Written instruction: Please print exactly the lines running from the one that contains "Extract the structured" to the end of the data, with both lines included.

Given data:

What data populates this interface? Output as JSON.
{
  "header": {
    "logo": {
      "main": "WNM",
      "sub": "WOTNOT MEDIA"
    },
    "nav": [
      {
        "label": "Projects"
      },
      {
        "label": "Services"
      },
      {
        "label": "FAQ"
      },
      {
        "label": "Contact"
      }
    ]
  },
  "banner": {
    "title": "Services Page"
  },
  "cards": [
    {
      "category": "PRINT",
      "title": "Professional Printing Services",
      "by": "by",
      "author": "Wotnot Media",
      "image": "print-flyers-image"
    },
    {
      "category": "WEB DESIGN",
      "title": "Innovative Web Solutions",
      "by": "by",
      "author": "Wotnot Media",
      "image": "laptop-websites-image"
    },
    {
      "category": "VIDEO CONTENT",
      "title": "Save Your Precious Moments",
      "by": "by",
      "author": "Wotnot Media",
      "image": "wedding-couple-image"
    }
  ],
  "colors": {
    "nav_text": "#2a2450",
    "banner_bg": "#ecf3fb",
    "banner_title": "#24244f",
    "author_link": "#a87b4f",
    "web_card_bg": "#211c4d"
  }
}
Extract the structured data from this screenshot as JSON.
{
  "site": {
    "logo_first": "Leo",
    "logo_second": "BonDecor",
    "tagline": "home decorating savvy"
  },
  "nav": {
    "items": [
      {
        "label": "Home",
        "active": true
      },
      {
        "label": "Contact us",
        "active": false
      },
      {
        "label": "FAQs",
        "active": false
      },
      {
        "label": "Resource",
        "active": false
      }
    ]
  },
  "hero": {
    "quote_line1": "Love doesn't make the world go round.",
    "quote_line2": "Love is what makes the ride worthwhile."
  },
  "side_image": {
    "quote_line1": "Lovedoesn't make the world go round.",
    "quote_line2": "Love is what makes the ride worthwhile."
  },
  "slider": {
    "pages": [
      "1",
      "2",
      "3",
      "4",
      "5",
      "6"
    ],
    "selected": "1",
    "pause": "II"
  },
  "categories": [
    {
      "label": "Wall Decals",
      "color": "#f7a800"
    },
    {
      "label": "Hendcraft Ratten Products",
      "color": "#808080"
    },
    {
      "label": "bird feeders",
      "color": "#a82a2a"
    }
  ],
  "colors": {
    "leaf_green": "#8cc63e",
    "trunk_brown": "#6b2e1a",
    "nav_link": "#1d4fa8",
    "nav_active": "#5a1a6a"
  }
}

Answer to this exercise:
Extract the structured data from this screenshot as JSON.
{
  "site": {
    "logo_first": "Leo",
    "logo_second": "BonDecor",
    "tagline": "home decorating savvy"
  },
  "nav": {
    "items": [
      {
        "label": "Home",
        "active": true
      },
      {
        "label": "Contact us",
        "active": false
      },
      {
        "label": "FAQs",
        "active": false
      },
      {
        "label": "Resource",
        "active": false
      }
    ]
  },
  "hero": {
    "quote_line1": "Love doesn't make the world go round.",
    "quote_line2": "Love is what makes the ride worthwhile."
  },
  "side_image": {
    "quote_line1": "Lovedoesn't make the world go round.",
    "quote_line2": "Love is what makes the ride worthwhile."
  },
  "slider": {
    "pages": [
      "1",
      "2",
      "3",
      "4",
      "5",
      "6"
    ],
    "selected": "1",
    "pause": "II"
  },
  "categories": [
    {
      "label": "Wall Decals",
      "color": "#f7a800"
    },
    {
      "label": "Hendcraft Ratten Products",
      "color": "#808080"
    },
    {
      "label": "bird feeders",
      "color": "#a82a2a"
    }
  ],
  "colors": {
    "leaf_green": "#8cc63e",
    "trunk_brown": "#6b2e1a",
    "nav_link": "#1d4fa8",
    "nav_active": "#5a1a6a"
  }
}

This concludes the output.